### What you are asked to do
Print out every line, exactly as written.

=======

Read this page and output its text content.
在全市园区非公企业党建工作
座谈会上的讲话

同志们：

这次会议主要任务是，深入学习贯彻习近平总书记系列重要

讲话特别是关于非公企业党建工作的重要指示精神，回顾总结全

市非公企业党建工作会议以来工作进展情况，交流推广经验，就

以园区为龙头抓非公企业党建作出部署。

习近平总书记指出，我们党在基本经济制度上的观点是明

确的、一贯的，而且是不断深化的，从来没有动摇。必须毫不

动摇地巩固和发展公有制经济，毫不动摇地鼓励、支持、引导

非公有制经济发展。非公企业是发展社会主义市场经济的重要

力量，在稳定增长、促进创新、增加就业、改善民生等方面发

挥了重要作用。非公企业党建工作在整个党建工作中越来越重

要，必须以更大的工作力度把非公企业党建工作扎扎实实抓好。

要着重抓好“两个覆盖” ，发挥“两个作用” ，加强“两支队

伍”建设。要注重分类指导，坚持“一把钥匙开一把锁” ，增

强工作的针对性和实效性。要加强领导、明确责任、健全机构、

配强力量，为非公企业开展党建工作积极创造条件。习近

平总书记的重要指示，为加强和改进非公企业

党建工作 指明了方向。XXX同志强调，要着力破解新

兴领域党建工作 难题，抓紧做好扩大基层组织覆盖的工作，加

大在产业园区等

=======

### Correct result
Read this page and output its text content.
在全市园区非公企业党建工作
座谈会上的讲话

同志们：

这次会议主要任务是，深入学习贯彻习近平总书记系列重要

讲话特别是关于非公企业党建工作的重要指示精神，回顾总结全

市非公企业党建工作会议以来工作进展情况，交流推广经验，就

以园区为龙头抓非公企业党建作出部署。

习近平总书记指出，我们党在基本经济制度上的观点是明

确的、一贯的，而且是不断深化的，从来没有动摇。必须毫不

动摇地巩固和发展公有制经济，毫不动摇地鼓励、支持、引导

非公有制经济发展。非公企业是发展社会主义市场经济的重要

力量，在稳定增长、促进创新、增加就业、改善民生等方面发

挥了重要作用。非公企业党建工作在整个党建工作中越来越重

要，必须以更大的工作力度把非公企业党建工作扎扎实实抓好。

要着重抓好“两个覆盖” ，发挥“两个作用” ，加强“两支队

伍”建设。要注重分类指导，坚持“一把钥匙开一把锁” ，增

强工作的针对性和实效性。要加强领导、明确责任、健全机构、

配强力量，为非公企业开展党建工作积极创造条件。习近

平总书记的重要指示，为加强和改进非公企业

党建工作 指明了方向。XXX同志强调，要着力破解新

兴领域党建工作 难题，抓紧做好扩大基层组织覆盖的工作，加

大在产业园区等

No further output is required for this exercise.